Objective. In the entries that follow, find the word "intervals" and report each line it is on.

BEGIN Given data

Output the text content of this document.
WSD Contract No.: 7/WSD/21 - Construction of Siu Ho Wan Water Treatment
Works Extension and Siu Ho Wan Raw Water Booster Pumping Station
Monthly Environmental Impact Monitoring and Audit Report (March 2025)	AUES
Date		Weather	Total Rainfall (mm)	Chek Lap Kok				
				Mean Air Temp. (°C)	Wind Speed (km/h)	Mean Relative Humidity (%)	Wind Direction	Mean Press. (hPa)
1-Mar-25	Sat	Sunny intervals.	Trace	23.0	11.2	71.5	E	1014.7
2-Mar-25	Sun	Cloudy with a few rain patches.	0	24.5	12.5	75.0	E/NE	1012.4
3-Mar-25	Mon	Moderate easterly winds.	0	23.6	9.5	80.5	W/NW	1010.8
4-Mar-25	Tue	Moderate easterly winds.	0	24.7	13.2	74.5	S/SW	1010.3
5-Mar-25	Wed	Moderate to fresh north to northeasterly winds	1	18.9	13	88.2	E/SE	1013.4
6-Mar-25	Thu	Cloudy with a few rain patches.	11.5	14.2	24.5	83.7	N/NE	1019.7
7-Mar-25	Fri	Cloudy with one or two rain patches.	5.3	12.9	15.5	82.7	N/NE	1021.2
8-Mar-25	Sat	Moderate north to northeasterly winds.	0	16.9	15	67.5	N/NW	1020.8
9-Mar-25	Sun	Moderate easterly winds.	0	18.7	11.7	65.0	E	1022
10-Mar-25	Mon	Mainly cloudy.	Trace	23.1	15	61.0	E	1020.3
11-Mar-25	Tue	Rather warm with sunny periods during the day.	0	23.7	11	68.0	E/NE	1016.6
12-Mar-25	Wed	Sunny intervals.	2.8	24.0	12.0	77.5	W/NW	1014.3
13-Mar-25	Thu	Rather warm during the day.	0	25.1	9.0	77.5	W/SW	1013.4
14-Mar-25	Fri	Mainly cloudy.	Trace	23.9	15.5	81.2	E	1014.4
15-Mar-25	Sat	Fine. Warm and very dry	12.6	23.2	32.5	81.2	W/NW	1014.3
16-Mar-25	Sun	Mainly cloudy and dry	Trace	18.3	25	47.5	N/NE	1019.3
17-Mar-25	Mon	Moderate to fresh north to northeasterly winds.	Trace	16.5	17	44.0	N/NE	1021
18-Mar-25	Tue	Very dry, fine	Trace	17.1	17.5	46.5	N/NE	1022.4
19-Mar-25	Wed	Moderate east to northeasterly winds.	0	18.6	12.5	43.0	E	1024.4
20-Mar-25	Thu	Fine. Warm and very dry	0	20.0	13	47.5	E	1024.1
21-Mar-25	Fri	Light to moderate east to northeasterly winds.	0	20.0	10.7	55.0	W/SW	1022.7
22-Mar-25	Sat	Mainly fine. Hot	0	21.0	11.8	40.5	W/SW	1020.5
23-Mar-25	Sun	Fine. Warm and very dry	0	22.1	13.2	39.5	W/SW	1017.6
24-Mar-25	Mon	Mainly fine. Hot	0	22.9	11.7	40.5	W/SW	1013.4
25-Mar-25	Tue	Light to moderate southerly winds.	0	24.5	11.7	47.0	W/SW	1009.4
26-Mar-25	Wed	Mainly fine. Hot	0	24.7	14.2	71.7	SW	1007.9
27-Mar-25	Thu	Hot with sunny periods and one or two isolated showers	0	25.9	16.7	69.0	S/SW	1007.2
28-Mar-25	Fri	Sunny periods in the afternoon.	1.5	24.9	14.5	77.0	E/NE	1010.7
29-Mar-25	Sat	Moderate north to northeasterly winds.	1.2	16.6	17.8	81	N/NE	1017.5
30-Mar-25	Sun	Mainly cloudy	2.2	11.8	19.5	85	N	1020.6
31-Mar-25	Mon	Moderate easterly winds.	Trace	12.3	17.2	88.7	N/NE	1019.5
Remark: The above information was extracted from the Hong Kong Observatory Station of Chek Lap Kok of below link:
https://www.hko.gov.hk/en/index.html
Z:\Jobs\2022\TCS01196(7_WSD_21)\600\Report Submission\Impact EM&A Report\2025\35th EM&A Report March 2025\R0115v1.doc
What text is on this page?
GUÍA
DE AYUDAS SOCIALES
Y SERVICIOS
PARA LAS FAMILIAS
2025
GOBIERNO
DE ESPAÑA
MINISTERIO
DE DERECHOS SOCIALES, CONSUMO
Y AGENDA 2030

END Given data

Result.
1-Mar-25	Sat	Sunny intervals.	Trace	23.0	11.2	71.5	E	1014.7
12-Mar-25	Wed	Sunny intervals.	2.8	24.0	12.0	77.5	W/NW	1014.3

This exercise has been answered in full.